===== SUPPLIED ENTRIES =====
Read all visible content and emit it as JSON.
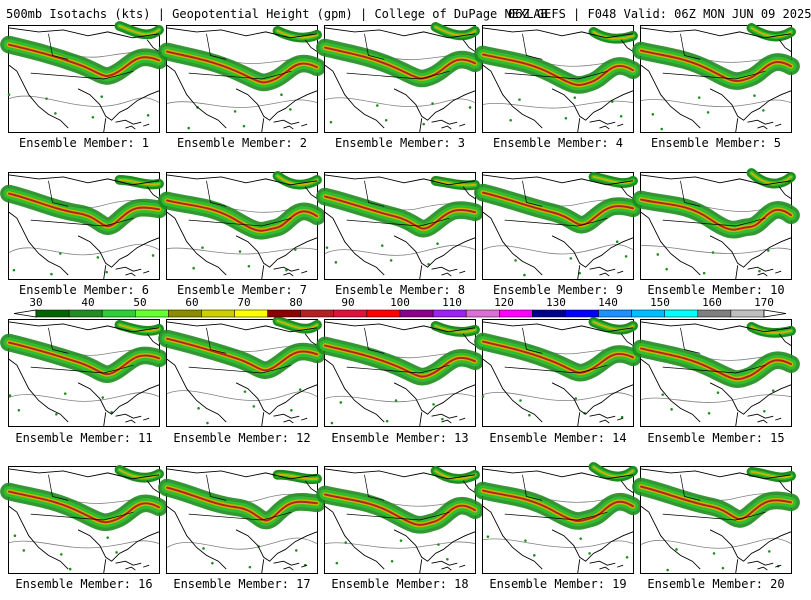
{
  "header": {
    "left": "500mb Isotachs (kts) | Geopotential Height (gpm) | College of DuPage NEXLAB",
    "right": "06Z GEFS | F048 Valid: 06Z MON JUN 09 2025"
  },
  "caption_prefix": "Ensemble Member:",
  "members": [
    {
      "label": "Ensemble Member: 1"
    },
    {
      "label": "Ensemble Member: 2"
    },
    {
      "label": "Ensemble Member: 3"
    },
    {
      "label": "Ensemble Member: 4"
    },
    {
      "label": "Ensemble Member: 5"
    },
    {
      "label": "Ensemble Member: 6"
    },
    {
      "label": "Ensemble Member: 7"
    },
    {
      "label": "Ensemble Member: 8"
    },
    {
      "label": "Ensemble Member: 9"
    },
    {
      "label": "Ensemble Member: 10"
    },
    {
      "label": "Ensemble Member: 11"
    },
    {
      "label": "Ensemble Member: 12"
    },
    {
      "label": "Ensemble Member: 13"
    },
    {
      "label": "Ensemble Member: 14"
    },
    {
      "label": "Ensemble Member: 15"
    },
    {
      "label": "Ensemble Member: 16"
    },
    {
      "label": "Ensemble Member: 17"
    },
    {
      "label": "Ensemble Member: 18"
    },
    {
      "label": "Ensemble Member: 19"
    },
    {
      "label": "Ensemble Member: 20"
    }
  ],
  "colorbar": {
    "ticks": [
      "30",
      "40",
      "50",
      "60",
      "70",
      "80",
      "90",
      "100",
      "110",
      "120",
      "130",
      "140",
      "150",
      "160",
      "170"
    ],
    "colors": [
      "#006400",
      "#228b22",
      "#32cd32",
      "#66ff33",
      "#8b8b00",
      "#cdcd00",
      "#ffff00",
      "#8b0000",
      "#b22222",
      "#dc143c",
      "#ff0000",
      "#8b008b",
      "#a020f0",
      "#da70d6",
      "#ff00ff",
      "#00008b",
      "#0000ff",
      "#1e90ff",
      "#00bfff",
      "#00ffff",
      "#7f7f7f",
      "#bfbfbf"
    ]
  },
  "colors": {
    "jet_outer": "#1e8c1e",
    "jet_mid": "#2ebd2e",
    "jet_core": "#c8b400",
    "jet_max": "#b22222",
    "height_contour": "#808080",
    "coastline": "#000000"
  }
}
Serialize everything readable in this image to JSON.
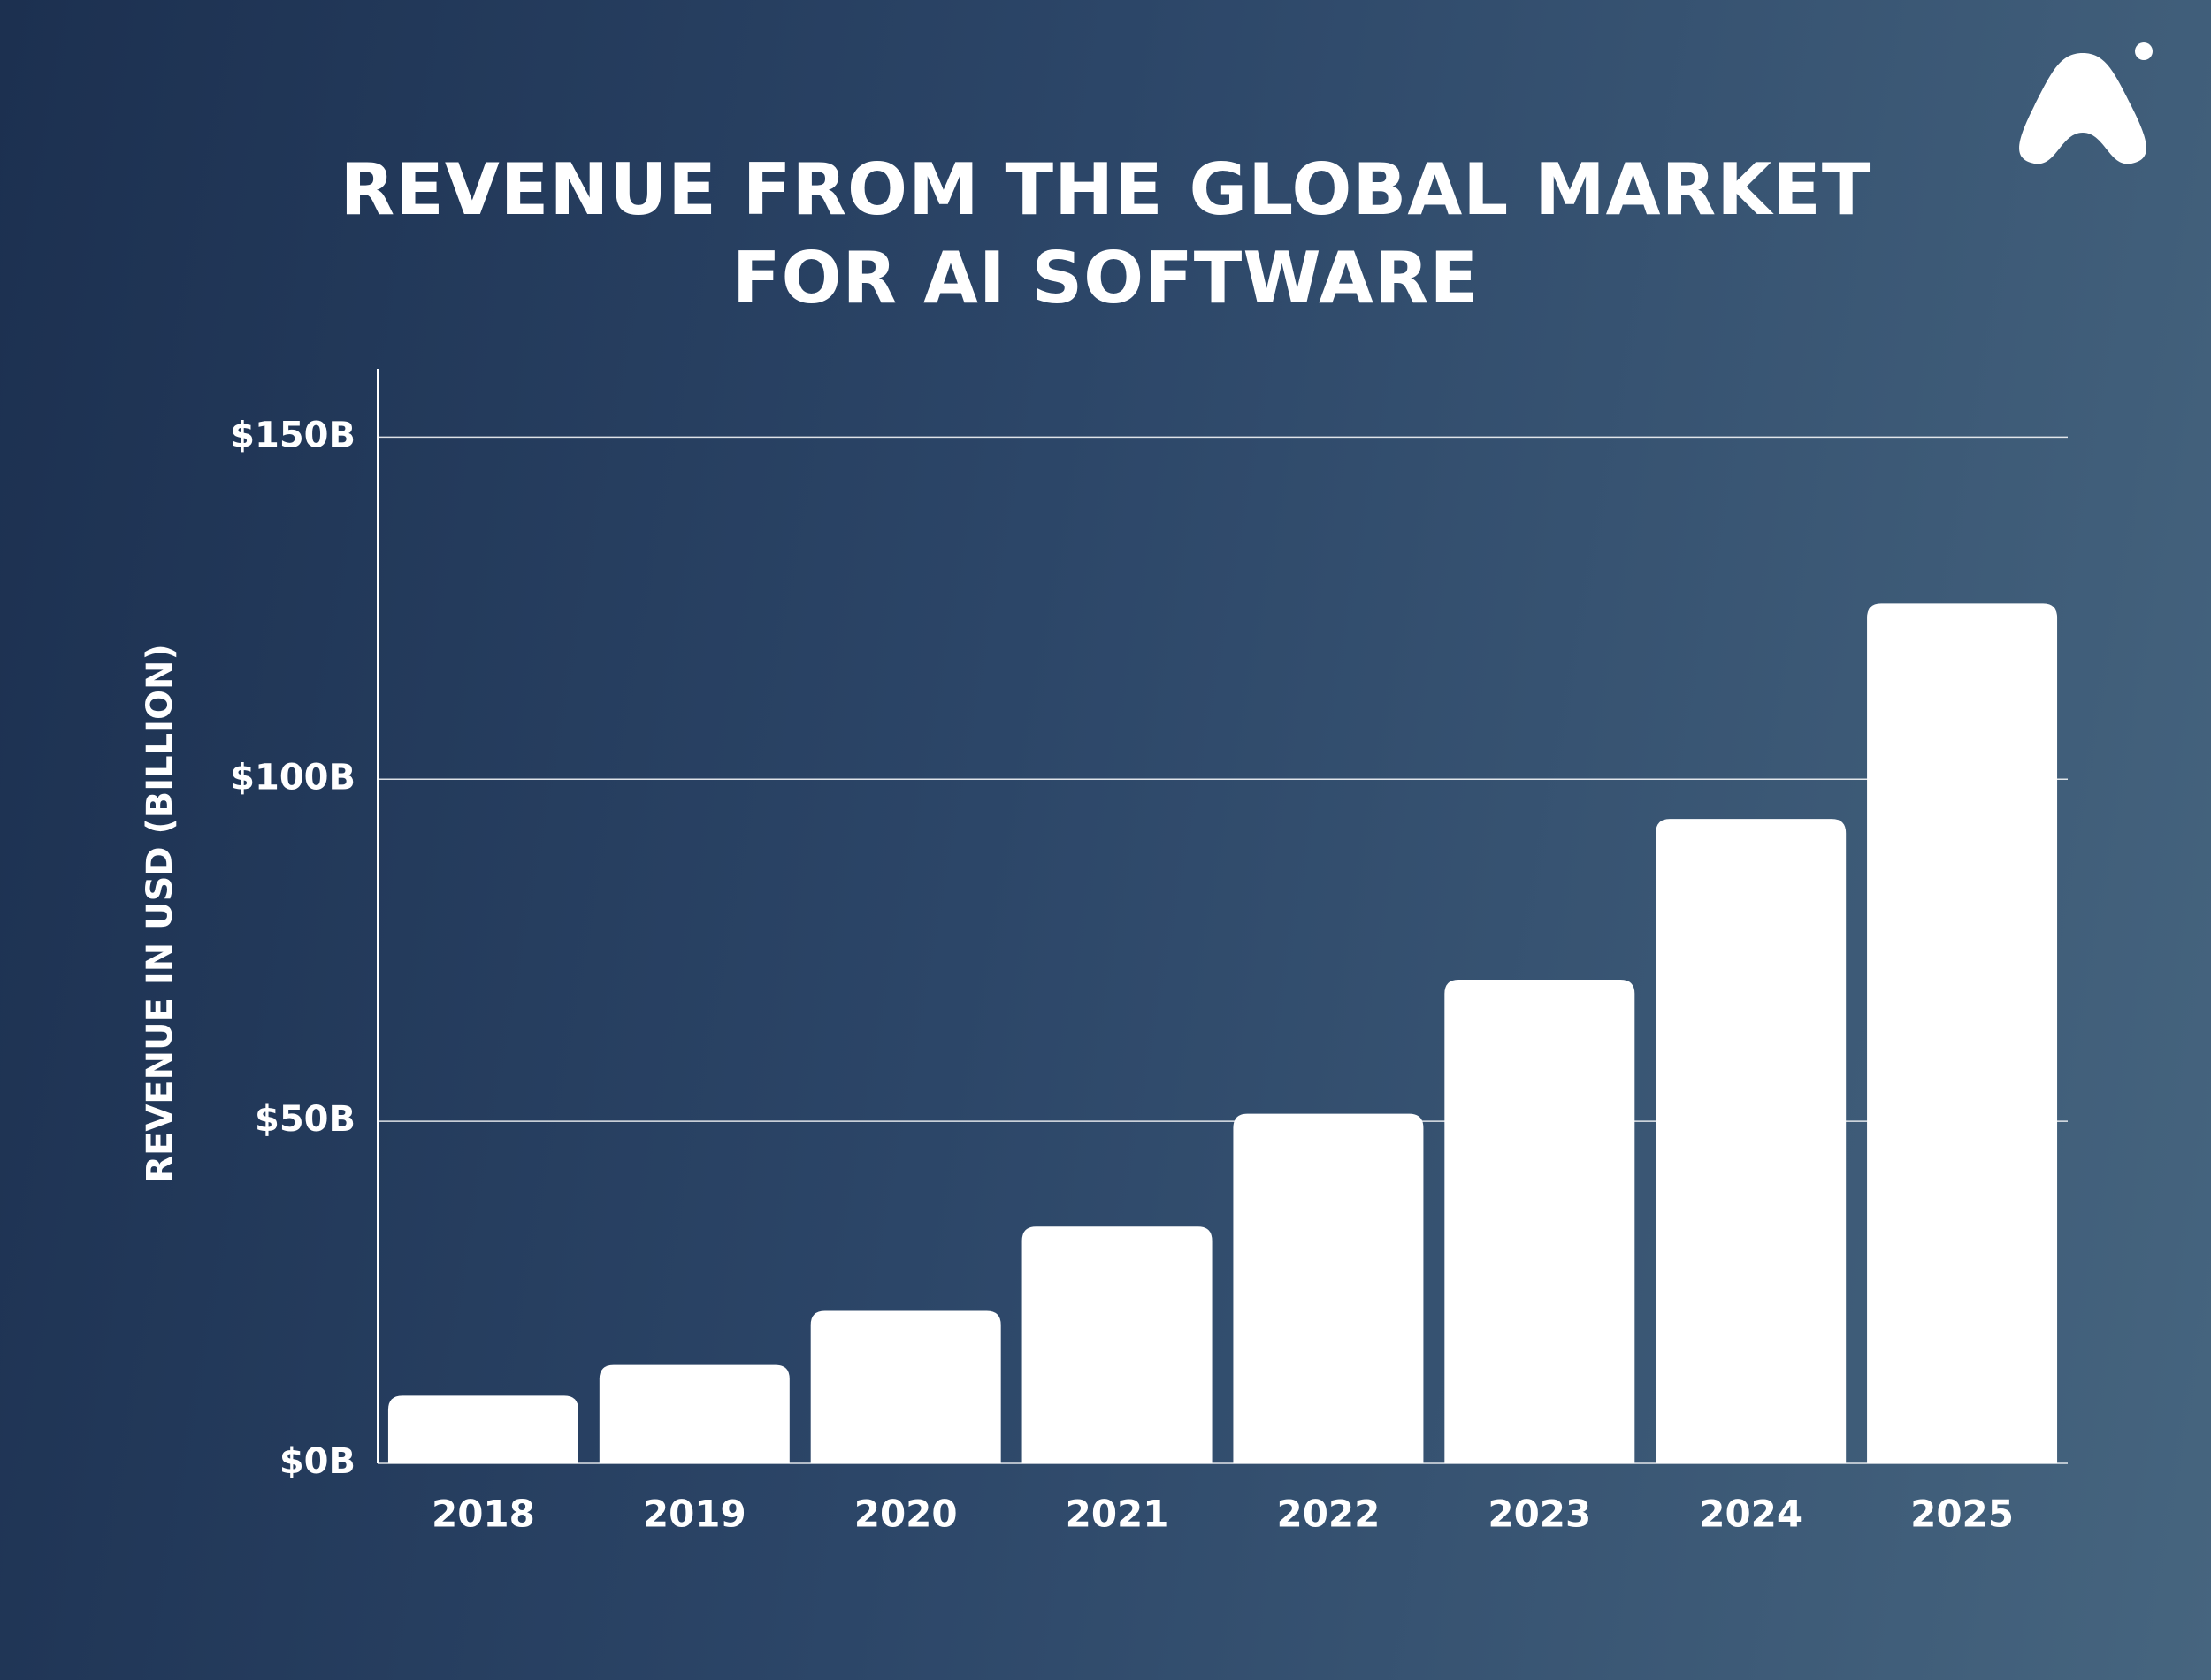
{
  "chart_data": {
    "type": "bar",
    "title": "REVENUE FROM THE GLOBAL MARKET FOR AI SOFTWARE",
    "y_label": "REVENUE IN USD (BILLION)",
    "categories": [
      "2018",
      "2019",
      "2020",
      "2021",
      "2022",
      "2023",
      "2024",
      "2025"
    ],
    "values": [
      9.9,
      14.4,
      22.3,
      34.6,
      51.1,
      70.7,
      94.2,
      125.7
    ],
    "color": "#ffffff",
    "ylim": [
      0,
      160
    ],
    "yticks": [
      {
        "value": 0,
        "label": "$0B"
      },
      {
        "value": 50,
        "label": "$50B"
      },
      {
        "value": 100,
        "label": "$100B"
      },
      {
        "value": 150,
        "label": "$150B"
      }
    ],
    "grid": true
  }
}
=====
## TASK GOAL
From the data above, pick out each line containing "REVENUE" and copy it.

## WRITTEN SOLUTION
    "title": "REVENUE FROM THE GLOBAL MARKET FOR AI SOFTWARE",
    "y_label": "REVENUE IN USD (BILLION)",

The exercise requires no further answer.